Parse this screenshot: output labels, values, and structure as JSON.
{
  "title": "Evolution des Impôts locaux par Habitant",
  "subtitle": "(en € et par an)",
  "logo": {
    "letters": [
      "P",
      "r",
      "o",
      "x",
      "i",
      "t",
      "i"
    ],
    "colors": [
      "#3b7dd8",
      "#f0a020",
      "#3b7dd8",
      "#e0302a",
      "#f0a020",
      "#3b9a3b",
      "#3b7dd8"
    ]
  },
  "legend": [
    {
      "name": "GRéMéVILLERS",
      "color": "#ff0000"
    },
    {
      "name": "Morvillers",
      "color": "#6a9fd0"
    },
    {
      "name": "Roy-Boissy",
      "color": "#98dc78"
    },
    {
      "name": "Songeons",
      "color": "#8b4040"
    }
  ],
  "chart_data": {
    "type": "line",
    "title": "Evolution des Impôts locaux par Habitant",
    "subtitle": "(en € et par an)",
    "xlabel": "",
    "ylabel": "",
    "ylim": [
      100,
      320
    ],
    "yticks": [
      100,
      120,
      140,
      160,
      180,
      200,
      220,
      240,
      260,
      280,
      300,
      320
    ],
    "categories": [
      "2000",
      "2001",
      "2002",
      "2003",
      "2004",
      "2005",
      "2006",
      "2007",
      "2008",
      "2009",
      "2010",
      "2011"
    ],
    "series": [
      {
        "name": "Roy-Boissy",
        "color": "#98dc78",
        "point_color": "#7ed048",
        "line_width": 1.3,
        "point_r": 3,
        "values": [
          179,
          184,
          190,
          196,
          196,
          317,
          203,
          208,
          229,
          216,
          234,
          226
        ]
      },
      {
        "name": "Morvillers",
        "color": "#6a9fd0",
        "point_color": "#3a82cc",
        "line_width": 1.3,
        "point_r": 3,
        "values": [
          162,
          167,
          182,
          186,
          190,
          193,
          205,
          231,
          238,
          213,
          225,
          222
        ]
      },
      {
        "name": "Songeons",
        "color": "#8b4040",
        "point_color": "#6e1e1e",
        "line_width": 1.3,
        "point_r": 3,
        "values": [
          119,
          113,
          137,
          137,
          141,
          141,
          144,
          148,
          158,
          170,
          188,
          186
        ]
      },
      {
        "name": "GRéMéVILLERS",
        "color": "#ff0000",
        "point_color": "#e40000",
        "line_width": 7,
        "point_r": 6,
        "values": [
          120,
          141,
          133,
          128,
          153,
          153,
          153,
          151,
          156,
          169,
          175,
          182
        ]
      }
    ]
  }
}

:: Your instructions ::
Go through the material and select each line with the string "locaux" in it.

:: Final answer ::
  "title": "Evolution des Impôts locaux par Habitant",
    "title": "Evolution des Impôts locaux par Habitant",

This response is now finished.